> [OBJECTIVE]:
Repeat the records below exactly, leaving out any pictures.
-- begin RECORDS PROVIDED --
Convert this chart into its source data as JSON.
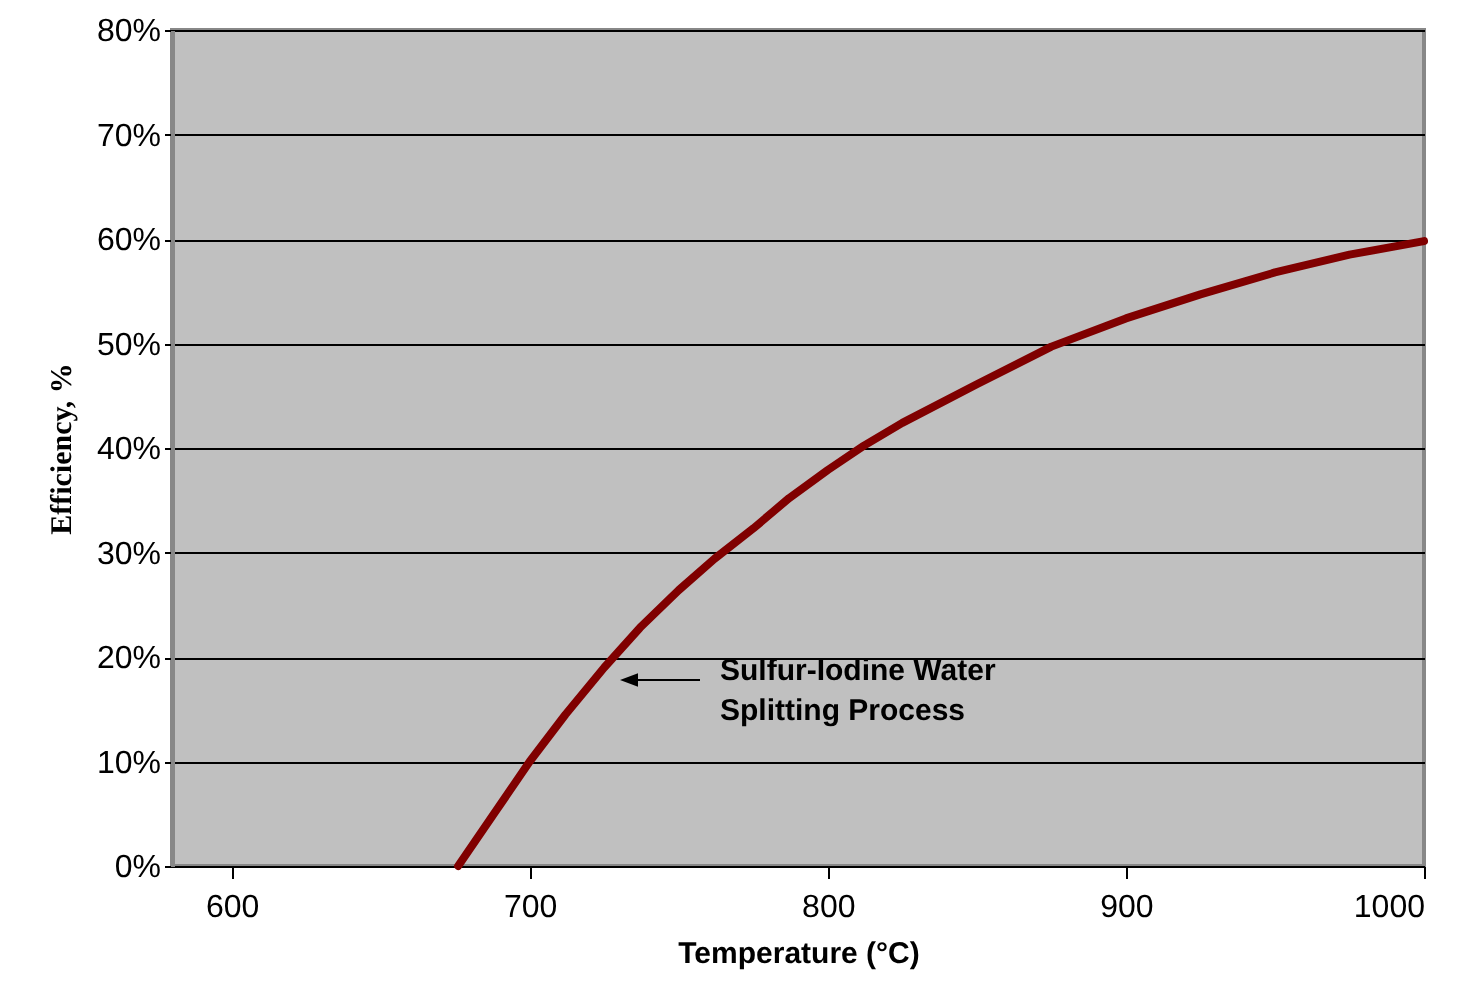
{
  "chart_data": {
    "type": "line",
    "xlabel": "Temperature (°C)",
    "ylabel": "Efficiency, %",
    "x": [
      676,
      688,
      700,
      712,
      725,
      737,
      750,
      762,
      775,
      787,
      800,
      812,
      825,
      850,
      875,
      900,
      925,
      950,
      975,
      1000
    ],
    "series": [
      {
        "color": "#800000",
        "values": [
          0,
          5,
          10,
          14.5,
          19,
          22.8,
          26.4,
          29.4,
          32.3,
          35.2,
          37.9,
          40.2,
          42.4,
          46.1,
          49.7,
          52.4,
          54.7,
          56.8,
          58.5,
          59.8
        ]
      }
    ],
    "xlim": [
      580,
      1000
    ],
    "xticks": [
      600,
      700,
      800,
      900,
      1000
    ],
    "ylim": [
      0,
      80
    ],
    "yticks": [
      {
        "value": 0,
        "label": "0%"
      },
      {
        "value": 10,
        "label": "10%"
      },
      {
        "value": 20,
        "label": "20%"
      },
      {
        "value": 30,
        "label": "30%"
      },
      {
        "value": 40,
        "label": "40%"
      },
      {
        "value": 50,
        "label": "50%"
      },
      {
        "value": 60,
        "label": "60%"
      },
      {
        "value": 70,
        "label": "70%"
      },
      {
        "value": 80,
        "label": "80%"
      }
    ],
    "grid": "y",
    "marker": "none",
    "line_style": "solid",
    "annotations": [
      "Sulfur-Iodine Water\nSplitting Process"
    ]
  }
}
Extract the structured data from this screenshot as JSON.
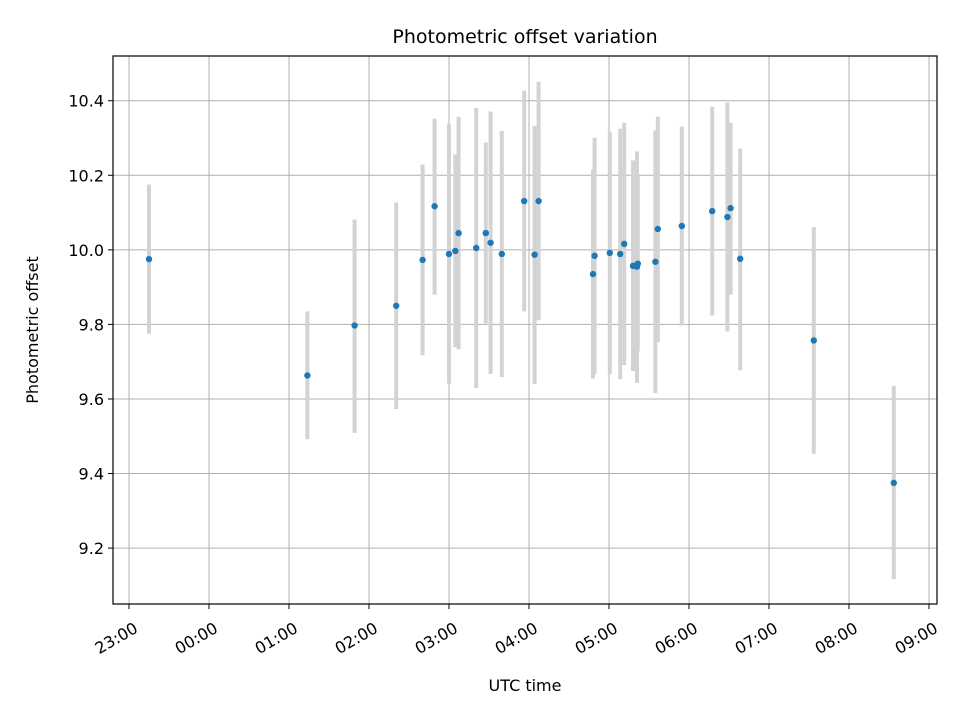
{
  "chart_data": {
    "type": "scatter",
    "title": "Photometric offset variation",
    "xlabel": "UTC time",
    "ylabel": "Photometric offset",
    "grid": true,
    "x_unit": "hours after 23:00 UTC",
    "xlim": [
      -0.2,
      10.1
    ],
    "ylim": [
      9.05,
      10.52
    ],
    "x_ticks": [
      {
        "value": 0,
        "label": "23:00"
      },
      {
        "value": 1,
        "label": "00:00"
      },
      {
        "value": 2,
        "label": "01:00"
      },
      {
        "value": 3,
        "label": "02:00"
      },
      {
        "value": 4,
        "label": "03:00"
      },
      {
        "value": 5,
        "label": "04:00"
      },
      {
        "value": 6,
        "label": "05:00"
      },
      {
        "value": 7,
        "label": "06:00"
      },
      {
        "value": 8,
        "label": "07:00"
      },
      {
        "value": 9,
        "label": "08:00"
      },
      {
        "value": 10,
        "label": "09:00"
      }
    ],
    "y_ticks": [
      {
        "value": 9.2,
        "label": "9.2"
      },
      {
        "value": 9.4,
        "label": "9.4"
      },
      {
        "value": 9.6,
        "label": "9.6"
      },
      {
        "value": 9.8,
        "label": "9.8"
      },
      {
        "value": 10.0,
        "label": "10.0"
      },
      {
        "value": 10.2,
        "label": "10.2"
      },
      {
        "value": 10.4,
        "label": "10.4"
      }
    ],
    "marker_color": "#1f77b4",
    "errorbar_color": "#d3d3d3",
    "points": [
      {
        "x": 0.25,
        "y": 9.975,
        "lo": 9.775,
        "hi": 10.175
      },
      {
        "x": 2.23,
        "y": 9.663,
        "lo": 9.492,
        "hi": 9.835
      },
      {
        "x": 2.82,
        "y": 9.797,
        "lo": 9.509,
        "hi": 10.081
      },
      {
        "x": 3.34,
        "y": 9.85,
        "lo": 9.573,
        "hi": 10.127
      },
      {
        "x": 3.67,
        "y": 9.973,
        "lo": 9.717,
        "hi": 10.229
      },
      {
        "x": 3.82,
        "y": 10.117,
        "lo": 9.88,
        "hi": 10.352
      },
      {
        "x": 4.0,
        "y": 9.989,
        "lo": 9.641,
        "hi": 10.337
      },
      {
        "x": 4.08,
        "y": 9.997,
        "lo": 9.739,
        "hi": 10.256
      },
      {
        "x": 4.12,
        "y": 10.045,
        "lo": 9.733,
        "hi": 10.357
      },
      {
        "x": 4.34,
        "y": 10.005,
        "lo": 9.629,
        "hi": 10.381
      },
      {
        "x": 4.46,
        "y": 10.045,
        "lo": 9.803,
        "hi": 10.288
      },
      {
        "x": 4.52,
        "y": 10.019,
        "lo": 9.667,
        "hi": 10.371
      },
      {
        "x": 4.66,
        "y": 9.989,
        "lo": 9.659,
        "hi": 10.319
      },
      {
        "x": 4.94,
        "y": 10.131,
        "lo": 9.835,
        "hi": 10.427
      },
      {
        "x": 5.07,
        "y": 9.987,
        "lo": 9.64,
        "hi": 10.333
      },
      {
        "x": 5.12,
        "y": 10.131,
        "lo": 9.811,
        "hi": 10.451
      },
      {
        "x": 5.8,
        "y": 9.935,
        "lo": 9.655,
        "hi": 10.216
      },
      {
        "x": 5.82,
        "y": 9.984,
        "lo": 9.667,
        "hi": 10.301
      },
      {
        "x": 6.01,
        "y": 9.992,
        "lo": 9.667,
        "hi": 10.317
      },
      {
        "x": 6.14,
        "y": 9.989,
        "lo": 9.653,
        "hi": 10.325
      },
      {
        "x": 6.19,
        "y": 10.016,
        "lo": 9.691,
        "hi": 10.341
      },
      {
        "x": 6.3,
        "y": 9.957,
        "lo": 9.675,
        "hi": 10.24
      },
      {
        "x": 6.35,
        "y": 9.955,
        "lo": 9.643,
        "hi": 10.264
      },
      {
        "x": 6.36,
        "y": 9.963,
        "lo": 9.728,
        "hi": 10.197
      },
      {
        "x": 6.58,
        "y": 9.968,
        "lo": 9.616,
        "hi": 10.32
      },
      {
        "x": 6.61,
        "y": 10.056,
        "lo": 9.752,
        "hi": 10.357
      },
      {
        "x": 6.91,
        "y": 10.064,
        "lo": 9.797,
        "hi": 10.331
      },
      {
        "x": 7.29,
        "y": 10.104,
        "lo": 9.824,
        "hi": 10.384
      },
      {
        "x": 7.48,
        "y": 10.088,
        "lo": 9.781,
        "hi": 10.395
      },
      {
        "x": 7.52,
        "y": 10.112,
        "lo": 9.88,
        "hi": 10.341
      },
      {
        "x": 7.64,
        "y": 9.976,
        "lo": 9.677,
        "hi": 10.272
      },
      {
        "x": 8.56,
        "y": 9.757,
        "lo": 9.453,
        "hi": 10.061
      },
      {
        "x": 9.56,
        "y": 9.375,
        "lo": 9.117,
        "hi": 9.635
      }
    ]
  }
}
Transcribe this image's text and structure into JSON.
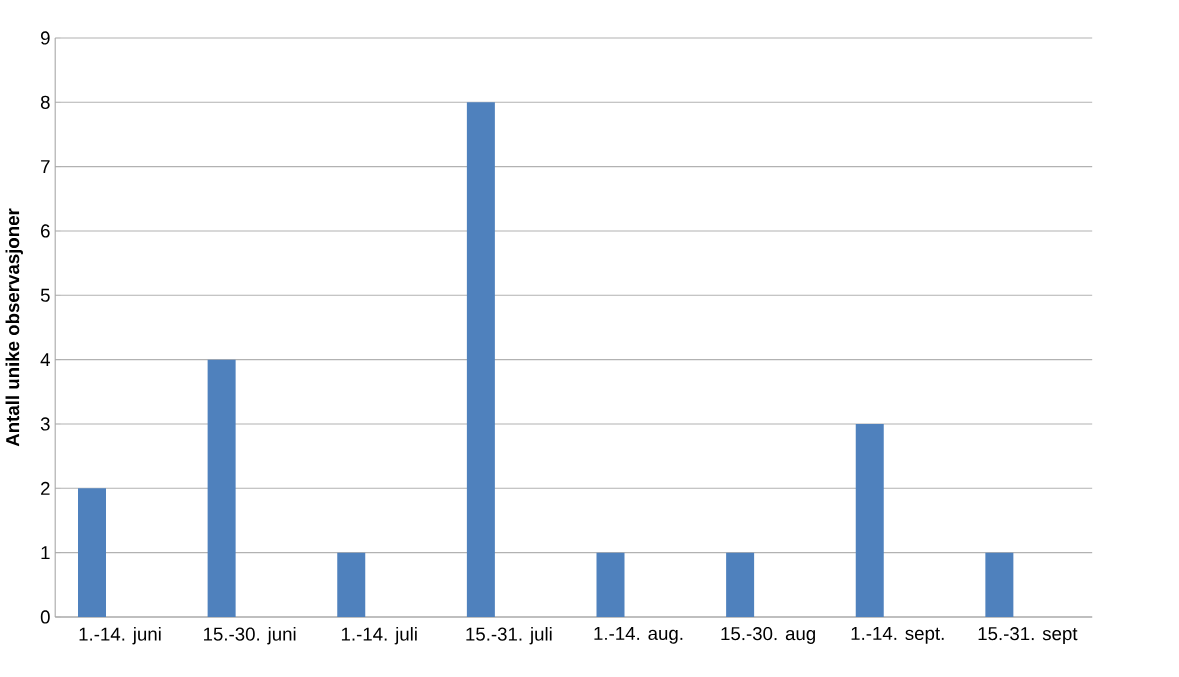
{
  "chart_data": {
    "type": "bar",
    "ylabel": "Antall unike observasjoner",
    "categories": [
      "1.-14. juni",
      "15.-30. juni",
      "1.-14. juli",
      "15.-31. juli",
      "1.-14. aug.",
      "15.-30. aug",
      "1.-14. sept.",
      "15.-31. sept"
    ],
    "values": [
      2,
      4,
      1,
      8,
      1,
      1,
      3,
      1
    ],
    "color": "#4f81bd",
    "ylim": [
      0,
      9
    ],
    "yticks": [
      0,
      1,
      2,
      3,
      4,
      5,
      6,
      7,
      8,
      9
    ],
    "grid": "y"
  }
}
-- end RECORDS PROVIDED --
> [EXERCISE RESPONSE]:
Convert this chart into its source data as JSON.
{
  "chart_data": {
    "type": "line",
    "xlabel": "Temperature (°C)",
    "ylabel": "Efficiency, %",
    "x": [
      676,
      688,
      700,
      712,
      725,
      737,
      750,
      762,
      775,
      787,
      800,
      812,
      825,
      850,
      875,
      900,
      925,
      950,
      975,
      1000
    ],
    "series": [
      {
        "color": "#800000",
        "values": [
          0,
          5,
          10,
          14.5,
          19,
          22.8,
          26.4,
          29.4,
          32.3,
          35.2,
          37.9,
          40.2,
          42.4,
          46.1,
          49.7,
          52.4,
          54.7,
          56.8,
          58.5,
          59.8
        ]
      }
    ],
    "xlim": [
      580,
      1000
    ],
    "xticks": [
      600,
      700,
      800,
      900,
      1000
    ],
    "ylim": [
      0,
      80
    ],
    "yticks": [
      {
        "value": 0,
        "label": "0%"
      },
      {
        "value": 10,
        "label": "10%"
      },
      {
        "value": 20,
        "label": "20%"
      },
      {
        "value": 30,
        "label": "30%"
      },
      {
        "value": 40,
        "label": "40%"
      },
      {
        "value": 50,
        "label": "50%"
      },
      {
        "value": 60,
        "label": "60%"
      },
      {
        "value": 70,
        "label": "70%"
      },
      {
        "value": 80,
        "label": "80%"
      }
    ],
    "grid": "y",
    "marker": "none",
    "line_style": "solid",
    "annotations": [
      "Sulfur-Iodine Water\nSplitting Process"
    ]
  }
}
Extract the structured data from this screenshot as JSON.
{
  "chart_data": {
    "type": "scatter",
    "title": "Photometric offset variation",
    "xlabel": "UTC time",
    "ylabel": "Photometric offset",
    "grid": true,
    "x_unit": "hours after 23:00 UTC",
    "xlim": [
      -0.2,
      10.1
    ],
    "ylim": [
      9.05,
      10.52
    ],
    "x_ticks": [
      {
        "value": 0,
        "label": "23:00"
      },
      {
        "value": 1,
        "label": "00:00"
      },
      {
        "value": 2,
        "label": "01:00"
      },
      {
        "value": 3,
        "label": "02:00"
      },
      {
        "value": 4,
        "label": "03:00"
      },
      {
        "value": 5,
        "label": "04:00"
      },
      {
        "value": 6,
        "label": "05:00"
      },
      {
        "value": 7,
        "label": "06:00"
      },
      {
        "value": 8,
        "label": "07:00"
      },
      {
        "value": 9,
        "label": "08:00"
      },
      {
        "value": 10,
        "label": "09:00"
      }
    ],
    "y_ticks": [
      {
        "value": 9.2,
        "label": "9.2"
      },
      {
        "value": 9.4,
        "label": "9.4"
      },
      {
        "value": 9.6,
        "label": "9.6"
      },
      {
        "value": 9.8,
        "label": "9.8"
      },
      {
        "value": 10.0,
        "label": "10.0"
      },
      {
        "value": 10.2,
        "label": "10.2"
      },
      {
        "value": 10.4,
        "label": "10.4"
      }
    ],
    "marker_color": "#1f77b4",
    "errorbar_color": "#d3d3d3",
    "points": [
      {
        "x": 0.25,
        "y": 9.975,
        "lo": 9.775,
        "hi": 10.175
      },
      {
        "x": 2.23,
        "y": 9.663,
        "lo": 9.492,
        "hi": 9.835
      },
      {
        "x": 2.82,
        "y": 9.797,
        "lo": 9.509,
        "hi": 10.081
      },
      {
        "x": 3.34,
        "y": 9.85,
        "lo": 9.573,
        "hi": 10.127
      },
      {
        "x": 3.67,
        "y": 9.973,
        "lo": 9.717,
        "hi": 10.229
      },
      {
        "x": 3.82,
        "y": 10.117,
        "lo": 9.88,
        "hi": 10.352
      },
      {
        "x": 4.0,
        "y": 9.989,
        "lo": 9.641,
        "hi": 10.337
      },
      {
        "x": 4.08,
        "y": 9.997,
        "lo": 9.739,
        "hi": 10.256
      },
      {
        "x": 4.12,
        "y": 10.045,
        "lo": 9.733,
        "hi": 10.357
      },
      {
        "x": 4.34,
        "y": 10.005,
        "lo": 9.629,
        "hi": 10.381
      },
      {
        "x": 4.46,
        "y": 10.045,
        "lo": 9.803,
        "hi": 10.288
      },
      {
        "x": 4.52,
        "y": 10.019,
        "lo": 9.667,
        "hi": 10.371
      },
      {
        "x": 4.66,
        "y": 9.989,
        "lo": 9.659,
        "hi": 10.319
      },
      {
        "x": 4.94,
        "y": 10.131,
        "lo": 9.835,
        "hi": 10.427
      },
      {
        "x": 5.07,
        "y": 9.987,
        "lo": 9.64,
        "hi": 10.333
      },
      {
        "x": 5.12,
        "y": 10.131,
        "lo": 9.811,
        "hi": 10.451
      },
      {
        "x": 5.8,
        "y": 9.935,
        "lo": 9.655,
        "hi": 10.216
      },
      {
        "x": 5.82,
        "y": 9.984,
        "lo": 9.667,
        "hi": 10.301
      },
      {
        "x": 6.01,
        "y": 9.992,
        "lo": 9.667,
        "hi": 10.317
      },
      {
        "x": 6.14,
        "y": 9.989,
        "lo": 9.653,
        "hi": 10.325
      },
      {
        "x": 6.19,
        "y": 10.016,
        "lo": 9.691,
        "hi": 10.341
      },
      {
        "x": 6.3,
        "y": 9.957,
        "lo": 9.675,
        "hi": 10.24
      },
      {
        "x": 6.35,
        "y": 9.955,
        "lo": 9.643,
        "hi": 10.264
      },
      {
        "x": 6.36,
        "y": 9.963,
        "lo": 9.728,
        "hi": 10.197
      },
      {
        "x": 6.58,
        "y": 9.968,
        "lo": 9.616,
        "hi": 10.32
      },
      {
        "x": 6.61,
        "y": 10.056,
        "lo": 9.752,
        "hi": 10.357
      },
      {
        "x": 6.91,
        "y": 10.064,
        "lo": 9.797,
        "hi": 10.331
      },
      {
        "x": 7.29,
        "y": 10.104,
        "lo": 9.824,
        "hi": 10.384
      },
      {
        "x": 7.48,
        "y": 10.088,
        "lo": 9.781,
        "hi": 10.395
      },
      {
        "x": 7.52,
        "y": 10.112,
        "lo": 9.88,
        "hi": 10.341
      },
      {
        "x": 7.64,
        "y": 9.976,
        "lo": 9.677,
        "hi": 10.272
      },
      {
        "x": 8.56,
        "y": 9.757,
        "lo": 9.453,
        "hi": 10.061
      },
      {
        "x": 9.56,
        "y": 9.375,
        "lo": 9.117,
        "hi": 9.635
      }
    ]
  }
}
Transcribe this image's text and structure into JSON.
{
  "chart_data": {
    "type": "bar",
    "ylabel": "Antall unike observasjoner",
    "categories": [
      "1.-14. juni",
      "15.-30. juni",
      "1.-14. juli",
      "15.-31. juli",
      "1.-14. aug.",
      "15.-30. aug",
      "1.-14. sept.",
      "15.-31. sept"
    ],
    "values": [
      2,
      4,
      1,
      8,
      1,
      1,
      3,
      1
    ],
    "color": "#4f81bd",
    "ylim": [
      0,
      9
    ],
    "yticks": [
      0,
      1,
      2,
      3,
      4,
      5,
      6,
      7,
      8,
      9
    ],
    "grid": "y"
  }
}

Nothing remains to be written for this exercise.